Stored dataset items
◇ ◇ ◇ ◇ ◇
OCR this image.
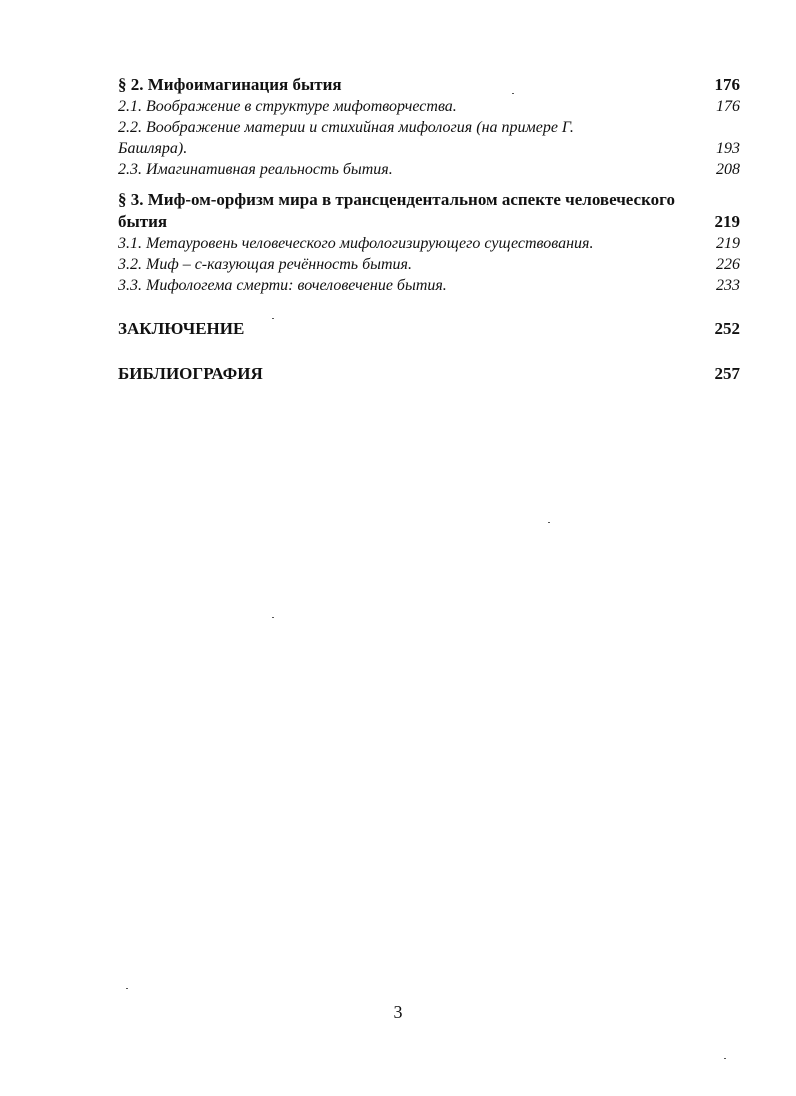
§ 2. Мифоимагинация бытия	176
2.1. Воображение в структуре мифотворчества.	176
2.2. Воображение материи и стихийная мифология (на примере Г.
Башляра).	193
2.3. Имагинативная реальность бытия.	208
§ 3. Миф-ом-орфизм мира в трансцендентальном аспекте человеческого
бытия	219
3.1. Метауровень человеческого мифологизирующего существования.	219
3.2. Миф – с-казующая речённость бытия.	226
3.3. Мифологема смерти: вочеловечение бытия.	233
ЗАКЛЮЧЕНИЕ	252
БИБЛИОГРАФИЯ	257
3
◇ ◇ ◇ ◇ ◇
= What the task asks =
Among the lines of the data, identify those with the word "Воображение". Copy each of them.

= Exercise response =
2.1. Воображение в структуре мифотворчества.	176
2.2. Воображение материи и стихийная мифология (на примере Г.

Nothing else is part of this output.